[DIRECTIONS FOR THIS TASK]
Reproduce the data below line for line, without alteration, and omit the pictures.

====== DATA EXTRACT

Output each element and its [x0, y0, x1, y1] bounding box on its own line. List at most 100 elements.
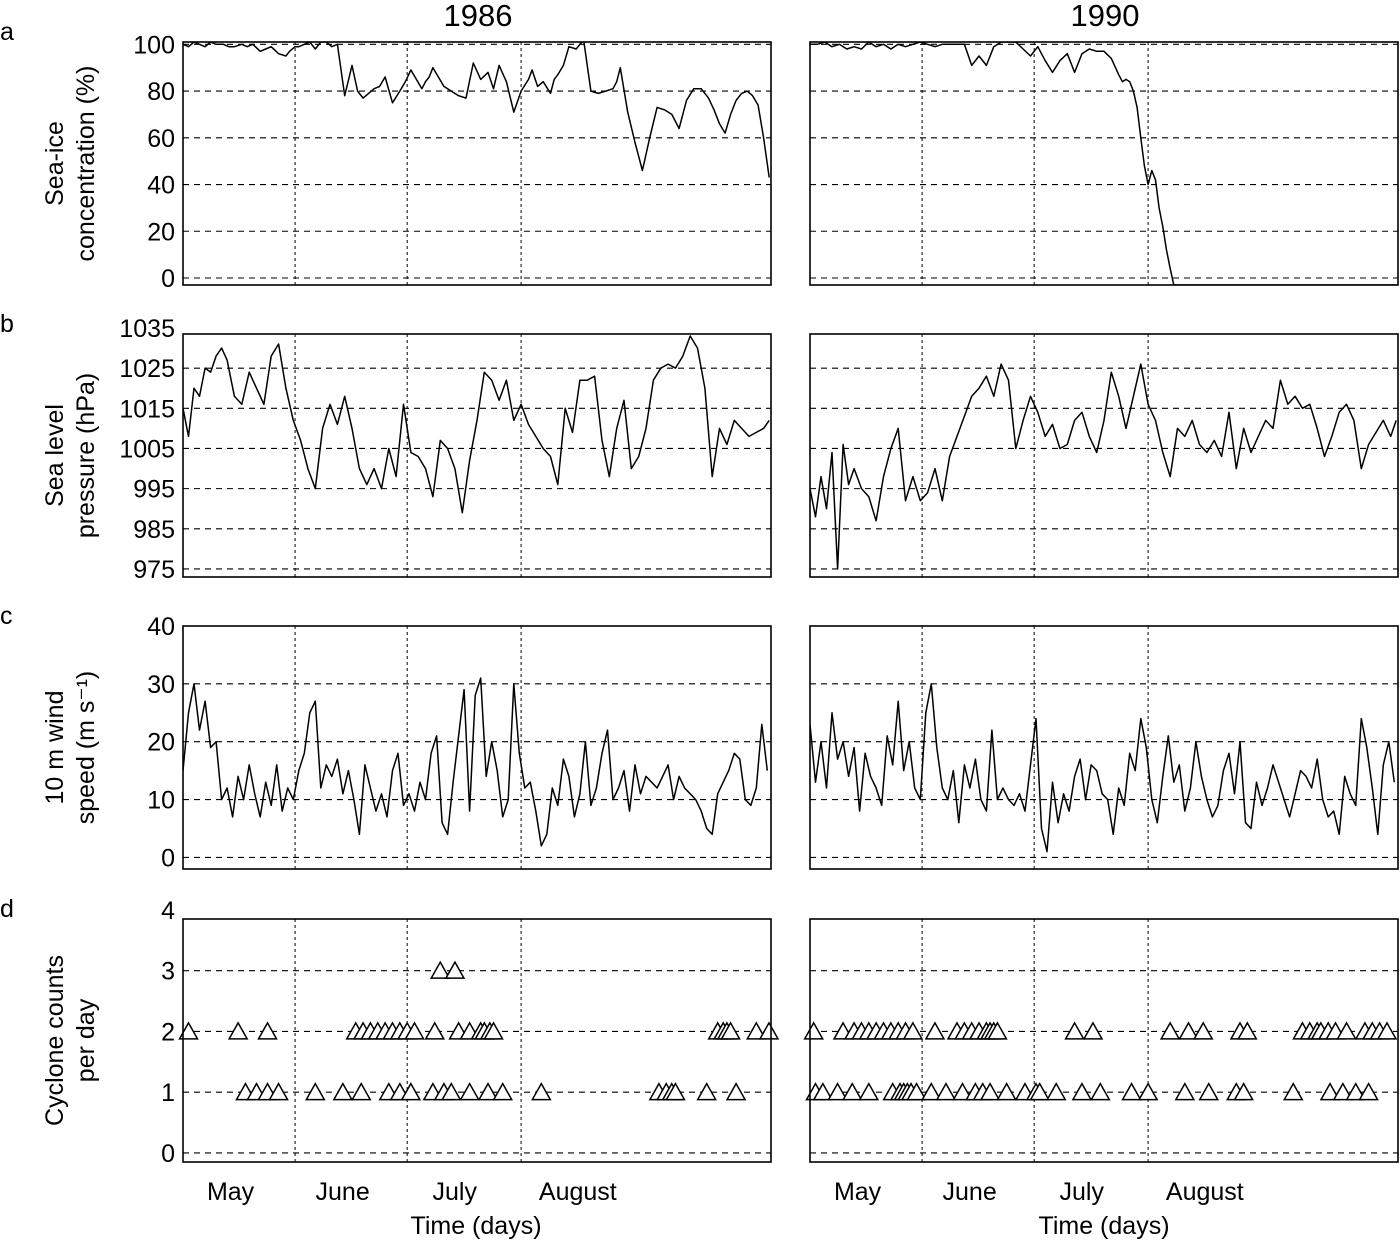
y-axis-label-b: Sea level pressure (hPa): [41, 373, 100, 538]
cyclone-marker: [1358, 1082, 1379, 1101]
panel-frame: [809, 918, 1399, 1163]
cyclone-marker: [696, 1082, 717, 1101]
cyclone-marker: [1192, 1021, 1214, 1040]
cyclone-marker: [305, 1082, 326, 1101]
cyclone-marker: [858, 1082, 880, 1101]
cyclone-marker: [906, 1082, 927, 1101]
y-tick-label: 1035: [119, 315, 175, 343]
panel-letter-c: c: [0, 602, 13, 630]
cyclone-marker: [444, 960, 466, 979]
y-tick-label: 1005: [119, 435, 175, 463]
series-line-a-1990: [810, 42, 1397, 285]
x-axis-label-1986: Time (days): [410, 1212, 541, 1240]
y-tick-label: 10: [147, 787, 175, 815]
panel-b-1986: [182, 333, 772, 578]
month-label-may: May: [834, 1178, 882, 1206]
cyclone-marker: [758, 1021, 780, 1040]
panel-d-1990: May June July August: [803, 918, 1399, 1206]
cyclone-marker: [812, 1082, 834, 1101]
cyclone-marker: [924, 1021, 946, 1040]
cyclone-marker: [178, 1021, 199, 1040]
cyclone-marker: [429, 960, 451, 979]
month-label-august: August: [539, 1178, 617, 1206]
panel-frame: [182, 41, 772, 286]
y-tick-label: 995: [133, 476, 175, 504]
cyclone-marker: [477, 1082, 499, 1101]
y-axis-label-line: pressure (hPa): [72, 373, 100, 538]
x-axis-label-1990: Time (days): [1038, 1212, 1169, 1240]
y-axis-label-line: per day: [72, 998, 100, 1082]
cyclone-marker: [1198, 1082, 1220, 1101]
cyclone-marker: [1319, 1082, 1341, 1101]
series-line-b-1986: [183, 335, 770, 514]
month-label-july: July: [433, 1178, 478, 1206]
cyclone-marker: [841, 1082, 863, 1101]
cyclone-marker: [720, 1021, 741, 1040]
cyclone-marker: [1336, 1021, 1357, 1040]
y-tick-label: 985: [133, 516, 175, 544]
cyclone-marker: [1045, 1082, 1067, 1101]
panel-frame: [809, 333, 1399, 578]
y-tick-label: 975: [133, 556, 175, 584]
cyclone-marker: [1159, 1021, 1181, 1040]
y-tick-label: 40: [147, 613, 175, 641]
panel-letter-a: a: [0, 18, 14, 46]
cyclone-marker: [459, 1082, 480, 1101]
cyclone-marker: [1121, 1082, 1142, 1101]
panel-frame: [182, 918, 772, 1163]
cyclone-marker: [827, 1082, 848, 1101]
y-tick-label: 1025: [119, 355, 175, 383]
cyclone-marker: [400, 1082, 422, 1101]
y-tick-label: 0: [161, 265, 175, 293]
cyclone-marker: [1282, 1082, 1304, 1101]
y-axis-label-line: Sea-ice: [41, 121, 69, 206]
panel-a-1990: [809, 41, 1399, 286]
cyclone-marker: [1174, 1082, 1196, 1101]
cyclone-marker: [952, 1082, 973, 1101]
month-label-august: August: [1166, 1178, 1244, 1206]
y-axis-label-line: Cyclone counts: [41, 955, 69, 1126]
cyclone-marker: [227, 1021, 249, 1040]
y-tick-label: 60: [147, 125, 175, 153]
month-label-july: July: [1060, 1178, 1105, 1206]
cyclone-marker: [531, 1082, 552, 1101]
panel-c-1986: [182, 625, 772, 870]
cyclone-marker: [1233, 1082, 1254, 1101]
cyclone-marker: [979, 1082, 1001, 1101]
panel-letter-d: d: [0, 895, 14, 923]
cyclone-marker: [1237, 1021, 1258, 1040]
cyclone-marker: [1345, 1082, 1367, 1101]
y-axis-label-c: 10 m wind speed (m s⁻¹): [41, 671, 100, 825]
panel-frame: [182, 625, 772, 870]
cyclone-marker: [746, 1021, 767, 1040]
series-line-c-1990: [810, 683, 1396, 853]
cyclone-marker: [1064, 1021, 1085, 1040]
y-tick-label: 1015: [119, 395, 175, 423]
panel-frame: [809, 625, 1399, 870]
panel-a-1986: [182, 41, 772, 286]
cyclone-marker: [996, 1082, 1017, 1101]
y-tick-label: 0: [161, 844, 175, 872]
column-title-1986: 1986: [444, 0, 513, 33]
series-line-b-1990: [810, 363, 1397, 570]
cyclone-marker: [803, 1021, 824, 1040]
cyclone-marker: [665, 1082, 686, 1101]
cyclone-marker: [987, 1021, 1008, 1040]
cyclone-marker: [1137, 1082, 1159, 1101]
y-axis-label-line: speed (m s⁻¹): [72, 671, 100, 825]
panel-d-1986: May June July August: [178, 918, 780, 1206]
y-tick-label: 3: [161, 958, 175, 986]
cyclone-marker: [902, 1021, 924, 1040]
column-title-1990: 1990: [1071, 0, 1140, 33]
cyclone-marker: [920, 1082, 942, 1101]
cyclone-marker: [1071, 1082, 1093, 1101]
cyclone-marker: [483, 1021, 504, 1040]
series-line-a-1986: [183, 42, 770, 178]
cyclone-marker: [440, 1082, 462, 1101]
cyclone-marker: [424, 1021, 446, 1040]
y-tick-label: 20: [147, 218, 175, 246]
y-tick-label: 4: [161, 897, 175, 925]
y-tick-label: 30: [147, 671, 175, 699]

============

[FULL OUTPUT]
Output each element and its [x0, y0, x1, y1] bounding box on its own line. List at most 100 elements.
y-axis-label-b: Sea level pressure (hPa): [41, 373, 100, 538]
cyclone-marker: [1358, 1082, 1379, 1101]
panel-frame: [809, 918, 1399, 1163]
cyclone-marker: [696, 1082, 717, 1101]
cyclone-marker: [1192, 1021, 1214, 1040]
cyclone-marker: [305, 1082, 326, 1101]
cyclone-marker: [858, 1082, 880, 1101]
cyclone-marker: [906, 1082, 927, 1101]
y-tick-label: 1035: [119, 315, 175, 343]
panel-letter-c: c: [0, 602, 13, 630]
cyclone-marker: [444, 960, 466, 979]
y-tick-label: 1005: [119, 435, 175, 463]
series-line-a-1990: [810, 42, 1397, 285]
x-axis-label-1986: Time (days): [410, 1212, 541, 1240]
y-tick-label: 10: [147, 787, 175, 815]
panel-b-1986: [182, 333, 772, 578]
month-label-may: May: [834, 1178, 882, 1206]
cyclone-marker: [758, 1021, 780, 1040]
panel-d-1990: May June July August: [803, 918, 1399, 1206]
cyclone-marker: [812, 1082, 834, 1101]
cyclone-marker: [924, 1021, 946, 1040]
cyclone-marker: [178, 1021, 199, 1040]
cyclone-marker: [429, 960, 451, 979]
month-label-august: August: [539, 1178, 617, 1206]
panel-frame: [182, 41, 772, 286]
y-tick-label: 995: [133, 476, 175, 504]
cyclone-marker: [477, 1082, 499, 1101]
y-axis-label-line: pressure (hPa): [72, 373, 100, 538]
x-axis-label-1990: Time (days): [1038, 1212, 1169, 1240]
y-axis-label-line: per day: [72, 998, 100, 1082]
cyclone-marker: [1198, 1082, 1220, 1101]
cyclone-marker: [1319, 1082, 1341, 1101]
series-line-b-1986: [183, 335, 770, 514]
month-label-july: July: [433, 1178, 478, 1206]
cyclone-marker: [841, 1082, 863, 1101]
cyclone-marker: [720, 1021, 741, 1040]
cyclone-marker: [1336, 1021, 1357, 1040]
y-tick-label: 985: [133, 516, 175, 544]
cyclone-marker: [1045, 1082, 1067, 1101]
panel-frame: [809, 333, 1399, 578]
y-tick-label: 975: [133, 556, 175, 584]
cyclone-marker: [1159, 1021, 1181, 1040]
y-tick-label: 40: [147, 613, 175, 641]
panel-letter-a: a: [0, 18, 14, 46]
cyclone-marker: [459, 1082, 480, 1101]
cyclone-marker: [1121, 1082, 1142, 1101]
panel-frame: [182, 918, 772, 1163]
cyclone-marker: [827, 1082, 848, 1101]
y-tick-label: 1025: [119, 355, 175, 383]
cyclone-marker: [400, 1082, 422, 1101]
y-tick-label: 0: [161, 265, 175, 293]
cyclone-marker: [1282, 1082, 1304, 1101]
y-axis-label-line: Sea-ice: [41, 121, 69, 206]
panel-a-1990: [809, 41, 1399, 286]
cyclone-marker: [1174, 1082, 1196, 1101]
cyclone-marker: [952, 1082, 973, 1101]
month-label-august: August: [1166, 1178, 1244, 1206]
y-axis-label-line: Cyclone counts: [41, 955, 69, 1126]
cyclone-marker: [227, 1021, 249, 1040]
y-tick-label: 60: [147, 125, 175, 153]
month-label-july: July: [1060, 1178, 1105, 1206]
cyclone-marker: [531, 1082, 552, 1101]
panel-c-1986: [182, 625, 772, 870]
cyclone-marker: [1233, 1082, 1254, 1101]
cyclone-marker: [979, 1082, 1001, 1101]
panel-letter-d: d: [0, 895, 14, 923]
cyclone-marker: [1237, 1021, 1258, 1040]
cyclone-marker: [1345, 1082, 1367, 1101]
y-axis-label-c: 10 m wind speed (m s⁻¹): [41, 671, 100, 825]
panel-frame: [182, 625, 772, 870]
cyclone-marker: [746, 1021, 767, 1040]
series-line-c-1990: [810, 683, 1396, 853]
cyclone-marker: [1064, 1021, 1085, 1040]
y-tick-label: 1015: [119, 395, 175, 423]
panel-frame: [809, 625, 1399, 870]
panel-a-1986: [182, 41, 772, 286]
cyclone-marker: [996, 1082, 1017, 1101]
y-tick-label: 0: [161, 844, 175, 872]
column-title-1986: 1986: [444, 0, 513, 33]
series-line-b-1990: [810, 363, 1397, 570]
cyclone-marker: [803, 1021, 824, 1040]
cyclone-marker: [665, 1082, 686, 1101]
cyclone-marker: [987, 1021, 1008, 1040]
cyclone-marker: [1137, 1082, 1159, 1101]
y-axis-label-line: speed (m s⁻¹): [72, 671, 100, 825]
panel-d-1986: May June July August: [178, 918, 780, 1206]
y-tick-label: 3: [161, 958, 175, 986]
cyclone-marker: [902, 1021, 924, 1040]
column-title-1990: 1990: [1071, 0, 1140, 33]
cyclone-marker: [920, 1082, 942, 1101]
cyclone-marker: [1071, 1082, 1093, 1101]
cyclone-marker: [483, 1021, 504, 1040]
series-line-a-1986: [183, 42, 770, 178]
cyclone-marker: [440, 1082, 462, 1101]
cyclone-marker: [424, 1021, 446, 1040]
y-tick-label: 20: [147, 218, 175, 246]
y-tick-label: 4: [161, 897, 175, 925]
y-tick-label: 30: [147, 671, 175, 699]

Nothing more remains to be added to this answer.